Please transcribe the records precisely; pictures stay out of your copy.

## START DATA FOR THIS TASK

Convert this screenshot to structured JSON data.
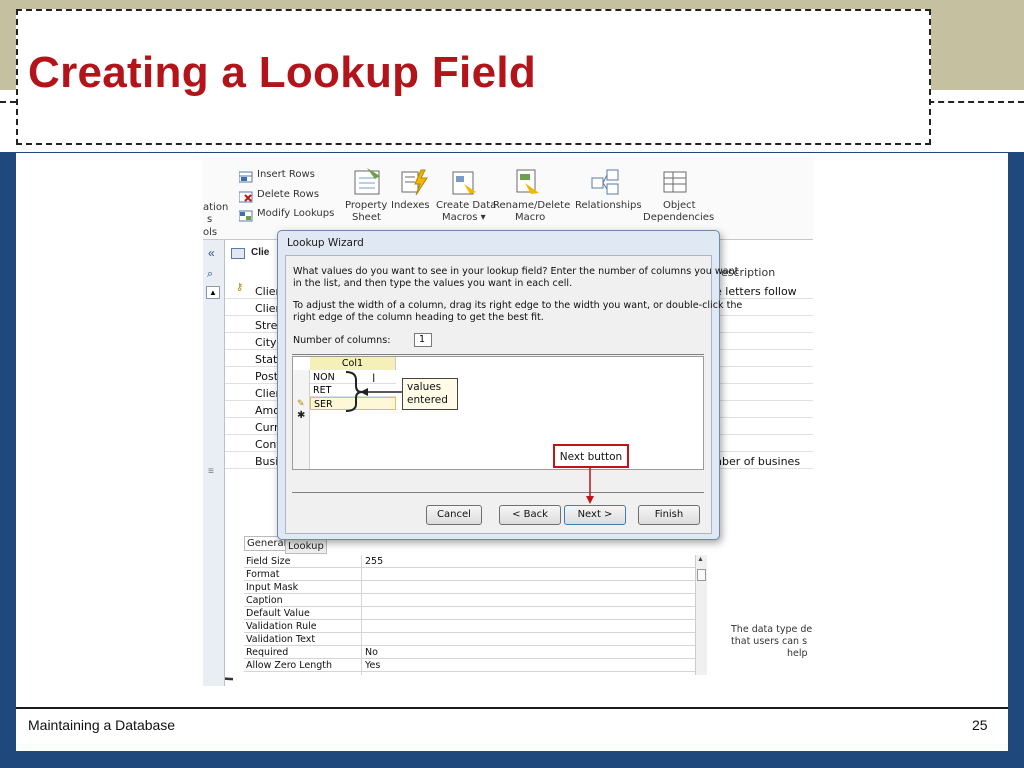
{
  "slide": {
    "title": "Creating a Lookup Field",
    "footer_left": "Maintaining a Database",
    "footer_page": "25"
  },
  "ribbon": {
    "insert_rows": "Insert Rows",
    "delete_rows": "Delete Rows",
    "modify_lookups": "Modify Lookups",
    "left_partial_1": "ation",
    "left_partial_2": "s",
    "left_partial_3": "ols",
    "property_sheet_1": "Property",
    "property_sheet_2": "Sheet",
    "indexes": "Indexes",
    "create_data_macros_1": "Create Data",
    "create_data_macros_2": "Macros ▾",
    "rename_delete_macro_1": "Rename/Delete",
    "rename_delete_macro_2": "Macro",
    "relationships": "Relationships",
    "object_dependencies_1": "Object",
    "object_dependencies_2": "Dependencies"
  },
  "table": {
    "tab_label": "Clie",
    "description_header": "escription",
    "fields": [
      "Clien",
      "Clien",
      "Stree",
      "City",
      "State",
      "Post",
      "Clien",
      "Amo",
      "Curr",
      "Cont",
      "Busi"
    ],
    "desc_row1": "e letters follow",
    "desc_row11": "nber of busines"
  },
  "wizard": {
    "title": "Lookup Wizard",
    "instruction1_l1": "What values do you want to see in your lookup field? Enter the number of columns you want",
    "instruction1_l2": "in the list, and then type the values you want in each cell.",
    "instruction2_l1": "To adjust the width of a column, drag its right edge to the width you want, or double-click the",
    "instruction2_l2": "right edge of the column heading to get the best fit.",
    "num_columns_label": "Number of columns:",
    "num_columns_value": "1",
    "col_header": "Col1",
    "values": [
      "NON",
      "RET",
      "SER"
    ],
    "buttons": {
      "cancel": "Cancel",
      "back": "< Back",
      "next": "Next >",
      "finish": "Finish"
    }
  },
  "callouts": {
    "values_entered_l1": "values",
    "values_entered_l2": "entered",
    "next_button": "Next button"
  },
  "properties": {
    "tab_general": "General",
    "tab_lookup": "Lookup",
    "rows": [
      {
        "name": "Field Size",
        "value": "255"
      },
      {
        "name": "Format",
        "value": ""
      },
      {
        "name": "Input Mask",
        "value": ""
      },
      {
        "name": "Caption",
        "value": ""
      },
      {
        "name": "Default Value",
        "value": ""
      },
      {
        "name": "Validation Rule",
        "value": ""
      },
      {
        "name": "Validation Text",
        "value": ""
      },
      {
        "name": "Required",
        "value": "No"
      },
      {
        "name": "Allow Zero Length",
        "value": "Yes"
      }
    ],
    "side_note_l1": "The data type de",
    "side_note_l2": "that users can s",
    "side_note_l3": "help"
  },
  "colors": {
    "title_red": "#b3141a",
    "slide_blue": "#1f497d",
    "tan": "#c5c0a0",
    "callout_red": "#c0141a"
  }
}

## END DATA FOR THIS TASK

TASK RESULT:
Convert this screenshot to structured JSON data.
{
  "slide": {
    "title": "Creating a Lookup Field",
    "footer_left": "Maintaining a Database",
    "footer_page": "25"
  },
  "ribbon": {
    "insert_rows": "Insert Rows",
    "delete_rows": "Delete Rows",
    "modify_lookups": "Modify Lookups",
    "left_partial_1": "ation",
    "left_partial_2": "s",
    "left_partial_3": "ols",
    "property_sheet_1": "Property",
    "property_sheet_2": "Sheet",
    "indexes": "Indexes",
    "create_data_macros_1": "Create Data",
    "create_data_macros_2": "Macros ▾",
    "rename_delete_macro_1": "Rename/Delete",
    "rename_delete_macro_2": "Macro",
    "relationships": "Relationships",
    "object_dependencies_1": "Object",
    "object_dependencies_2": "Dependencies"
  },
  "table": {
    "tab_label": "Clie",
    "description_header": "escription",
    "fields": [
      "Clien",
      "Clien",
      "Stree",
      "City",
      "State",
      "Post",
      "Clien",
      "Amo",
      "Curr",
      "Cont",
      "Busi"
    ],
    "desc_row1": "e letters follow",
    "desc_row11": "nber of busines"
  },
  "wizard": {
    "title": "Lookup Wizard",
    "instruction1_l1": "What values do you want to see in your lookup field? Enter the number of columns you want",
    "instruction1_l2": "in the list, and then type the values you want in each cell.",
    "instruction2_l1": "To adjust the width of a column, drag its right edge to the width you want, or double-click the",
    "instruction2_l2": "right edge of the column heading to get the best fit.",
    "num_columns_label": "Number of columns:",
    "num_columns_value": "1",
    "col_header": "Col1",
    "values": [
      "NON",
      "RET",
      "SER"
    ],
    "buttons": {
      "cancel": "Cancel",
      "back": "< Back",
      "next": "Next >",
      "finish": "Finish"
    }
  },
  "callouts": {
    "values_entered_l1": "values",
    "values_entered_l2": "entered",
    "next_button": "Next button"
  },
  "properties": {
    "tab_general": "General",
    "tab_lookup": "Lookup",
    "rows": [
      {
        "name": "Field Size",
        "value": "255"
      },
      {
        "name": "Format",
        "value": ""
      },
      {
        "name": "Input Mask",
        "value": ""
      },
      {
        "name": "Caption",
        "value": ""
      },
      {
        "name": "Default Value",
        "value": ""
      },
      {
        "name": "Validation Rule",
        "value": ""
      },
      {
        "name": "Validation Text",
        "value": ""
      },
      {
        "name": "Required",
        "value": "No"
      },
      {
        "name": "Allow Zero Length",
        "value": "Yes"
      }
    ],
    "side_note_l1": "The data type de",
    "side_note_l2": "that users can s",
    "side_note_l3": "help"
  },
  "colors": {
    "title_red": "#b3141a",
    "slide_blue": "#1f497d",
    "tan": "#c5c0a0",
    "callout_red": "#c0141a"
  }
}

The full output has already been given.